__Directions for this task__: Where a line holds the string "series", return that line.

__Task data__:

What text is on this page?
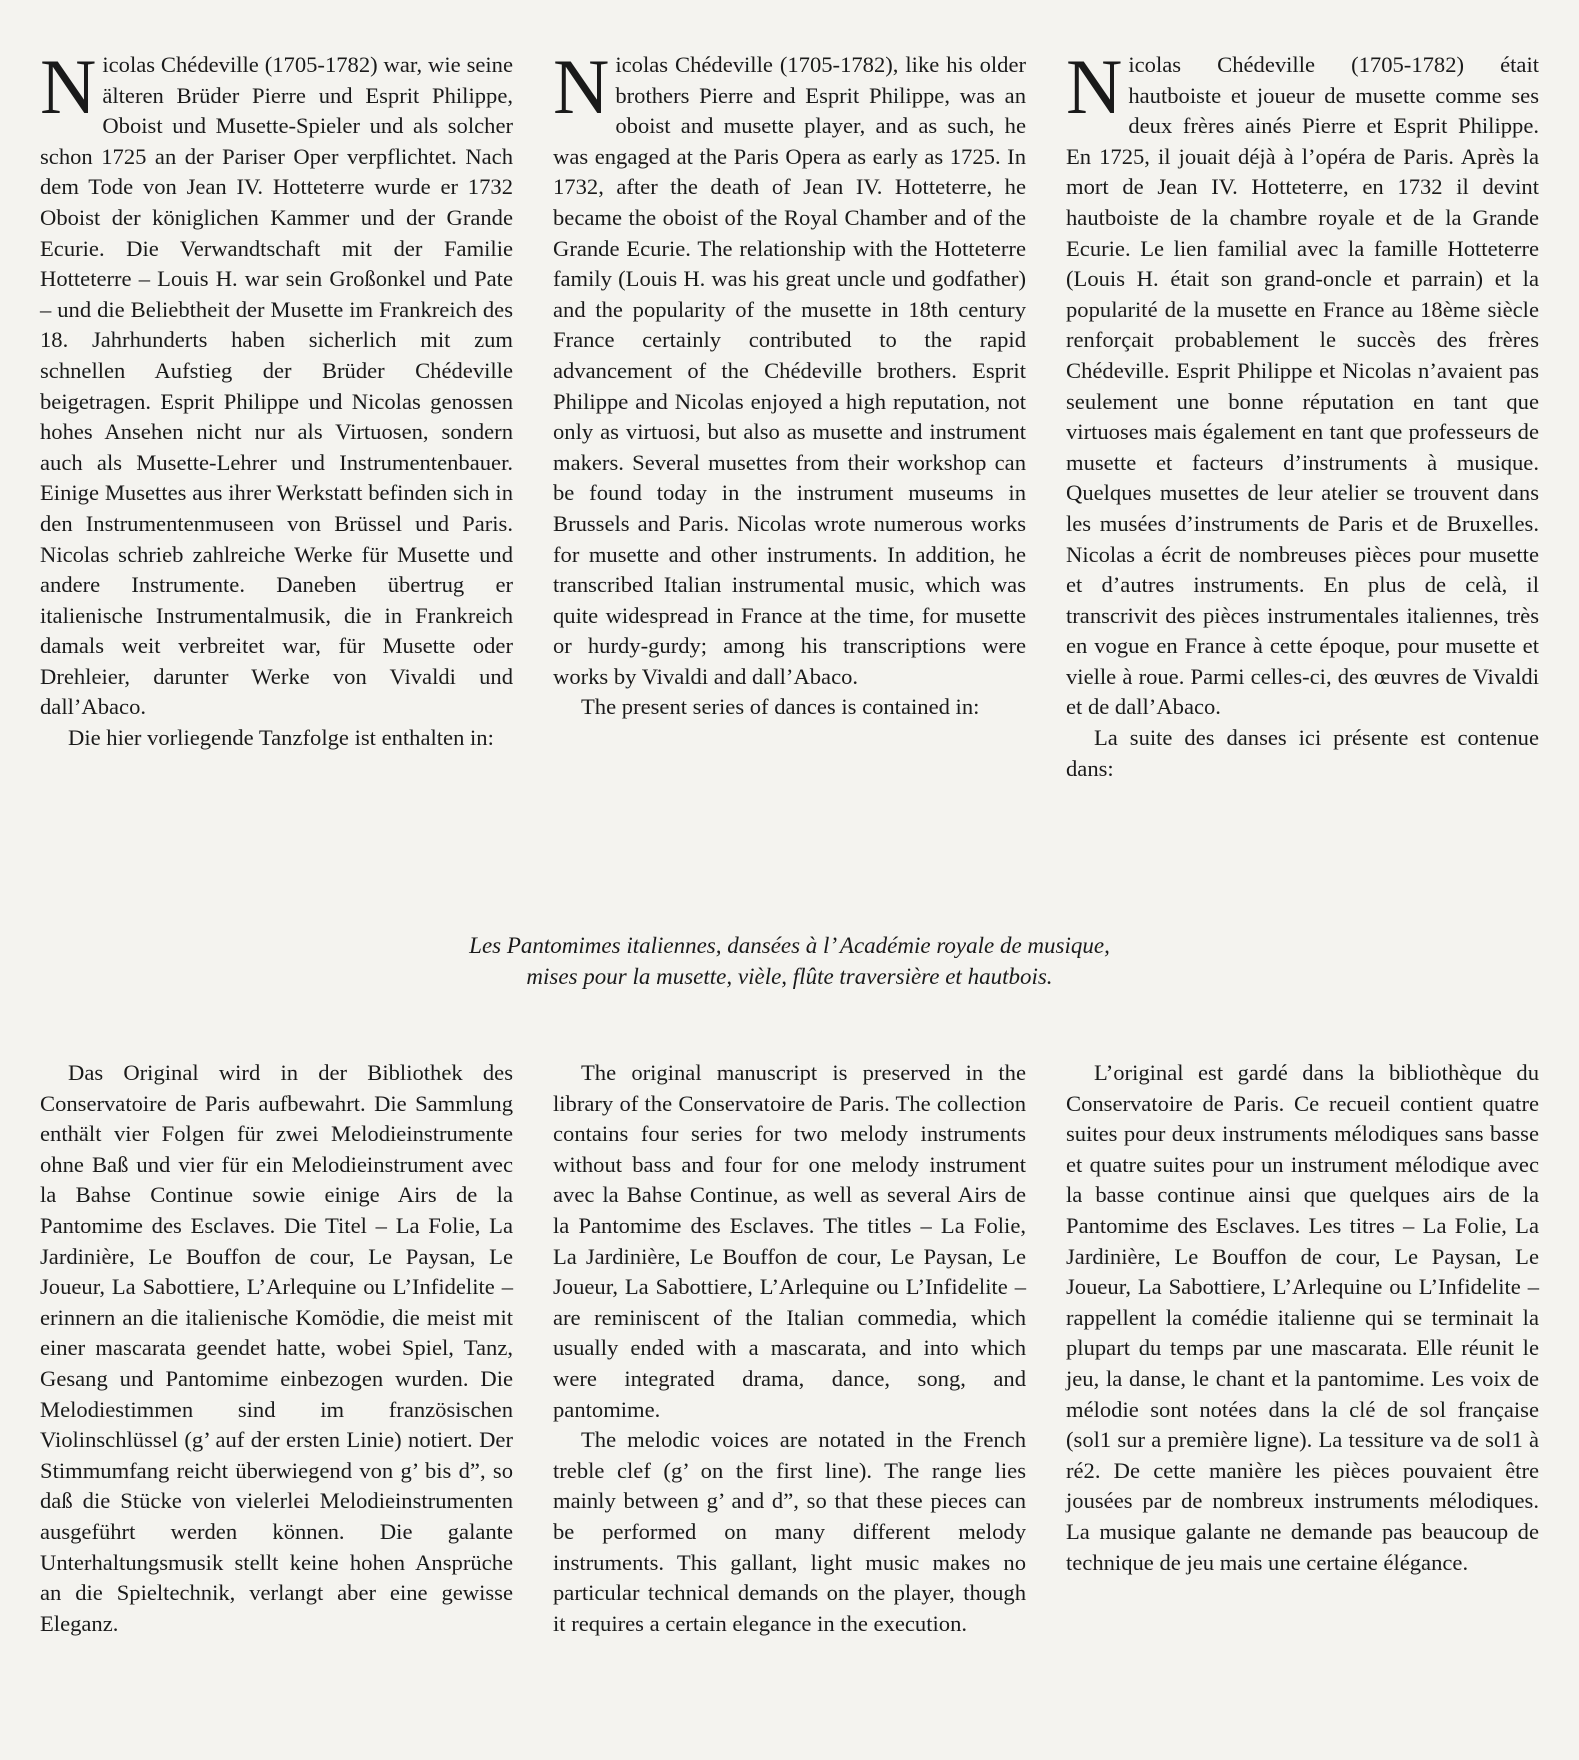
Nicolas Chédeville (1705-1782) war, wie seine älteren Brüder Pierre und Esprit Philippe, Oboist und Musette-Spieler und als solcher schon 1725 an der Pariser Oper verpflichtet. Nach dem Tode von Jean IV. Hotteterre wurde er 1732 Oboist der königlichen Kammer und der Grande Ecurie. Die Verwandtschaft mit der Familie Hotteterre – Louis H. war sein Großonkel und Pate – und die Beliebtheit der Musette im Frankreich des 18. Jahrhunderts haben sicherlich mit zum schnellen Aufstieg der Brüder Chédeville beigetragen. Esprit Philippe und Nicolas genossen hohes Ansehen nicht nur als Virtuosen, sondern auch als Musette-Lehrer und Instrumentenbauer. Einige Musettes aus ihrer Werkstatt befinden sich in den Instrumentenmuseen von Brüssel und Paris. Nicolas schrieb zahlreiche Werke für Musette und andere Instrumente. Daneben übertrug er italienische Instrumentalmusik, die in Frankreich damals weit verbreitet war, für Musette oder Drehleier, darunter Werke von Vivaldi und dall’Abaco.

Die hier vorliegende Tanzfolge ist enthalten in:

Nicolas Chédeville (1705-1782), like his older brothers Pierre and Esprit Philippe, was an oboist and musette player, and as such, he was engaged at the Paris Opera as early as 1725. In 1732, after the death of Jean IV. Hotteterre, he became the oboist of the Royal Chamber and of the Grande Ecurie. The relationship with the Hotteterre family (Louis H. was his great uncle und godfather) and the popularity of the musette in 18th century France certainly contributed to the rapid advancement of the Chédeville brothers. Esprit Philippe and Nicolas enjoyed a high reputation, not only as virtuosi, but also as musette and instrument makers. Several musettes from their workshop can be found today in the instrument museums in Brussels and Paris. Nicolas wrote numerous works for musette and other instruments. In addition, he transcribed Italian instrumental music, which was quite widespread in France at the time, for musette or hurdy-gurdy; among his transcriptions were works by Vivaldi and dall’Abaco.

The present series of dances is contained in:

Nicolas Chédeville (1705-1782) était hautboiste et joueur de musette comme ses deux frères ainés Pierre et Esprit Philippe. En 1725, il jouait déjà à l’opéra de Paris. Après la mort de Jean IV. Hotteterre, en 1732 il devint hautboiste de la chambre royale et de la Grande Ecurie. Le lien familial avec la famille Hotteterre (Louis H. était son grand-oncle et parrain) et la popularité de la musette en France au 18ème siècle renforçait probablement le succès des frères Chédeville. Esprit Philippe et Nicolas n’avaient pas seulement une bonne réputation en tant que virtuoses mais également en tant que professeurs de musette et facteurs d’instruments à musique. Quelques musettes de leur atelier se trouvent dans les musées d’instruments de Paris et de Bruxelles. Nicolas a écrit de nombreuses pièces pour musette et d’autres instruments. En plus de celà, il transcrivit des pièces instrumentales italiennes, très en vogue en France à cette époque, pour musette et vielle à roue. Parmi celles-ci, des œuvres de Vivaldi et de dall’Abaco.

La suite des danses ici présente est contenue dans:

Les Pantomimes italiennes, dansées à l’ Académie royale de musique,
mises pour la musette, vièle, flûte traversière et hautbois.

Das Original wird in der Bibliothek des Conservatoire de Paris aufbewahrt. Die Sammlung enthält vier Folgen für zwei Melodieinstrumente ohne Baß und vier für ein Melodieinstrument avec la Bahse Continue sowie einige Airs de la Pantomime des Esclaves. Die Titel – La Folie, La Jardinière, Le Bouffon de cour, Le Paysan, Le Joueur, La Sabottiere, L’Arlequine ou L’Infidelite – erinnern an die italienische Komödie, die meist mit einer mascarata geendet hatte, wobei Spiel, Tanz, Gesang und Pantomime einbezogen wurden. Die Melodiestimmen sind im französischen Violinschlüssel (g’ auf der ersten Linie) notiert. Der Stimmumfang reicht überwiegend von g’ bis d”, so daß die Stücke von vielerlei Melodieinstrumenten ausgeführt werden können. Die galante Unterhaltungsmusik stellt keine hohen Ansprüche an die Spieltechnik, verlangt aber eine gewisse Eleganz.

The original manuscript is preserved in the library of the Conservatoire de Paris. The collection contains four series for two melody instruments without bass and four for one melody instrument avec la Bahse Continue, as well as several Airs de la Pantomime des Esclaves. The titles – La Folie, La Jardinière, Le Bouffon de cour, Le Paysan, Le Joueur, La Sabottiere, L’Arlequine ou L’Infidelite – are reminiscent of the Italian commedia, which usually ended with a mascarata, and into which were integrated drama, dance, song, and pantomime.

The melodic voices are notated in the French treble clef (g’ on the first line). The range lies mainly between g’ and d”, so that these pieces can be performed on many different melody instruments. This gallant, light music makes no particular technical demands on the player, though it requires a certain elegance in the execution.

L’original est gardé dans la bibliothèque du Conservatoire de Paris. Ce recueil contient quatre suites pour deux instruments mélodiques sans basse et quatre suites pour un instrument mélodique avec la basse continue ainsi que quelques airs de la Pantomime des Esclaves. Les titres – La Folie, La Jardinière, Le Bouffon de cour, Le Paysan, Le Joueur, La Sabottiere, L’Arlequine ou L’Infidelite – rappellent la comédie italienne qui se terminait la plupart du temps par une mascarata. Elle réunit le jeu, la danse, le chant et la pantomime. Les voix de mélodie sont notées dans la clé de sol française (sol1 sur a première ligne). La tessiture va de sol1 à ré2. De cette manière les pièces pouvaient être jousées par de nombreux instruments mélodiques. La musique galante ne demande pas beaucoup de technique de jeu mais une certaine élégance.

__Response to the task__:
The present series of dances is contained in:
The original manuscript is preserved in the library of the Conservatoire de Paris. The collection contains four series for two melody instruments without bass and four for one melody instrument avec la Bahse Continue, as well as several Airs de la Pantomime des Esclaves. The titles – La Folie, La Jardinière, Le Bouffon de cour, Le Paysan, Le Joueur, La Sabottiere, L’Arlequine ou L’Infidelite – are reminiscent of the Italian commedia, which usually ended with a mascarata, and into which were integrated drama, dance, song, and pantomime.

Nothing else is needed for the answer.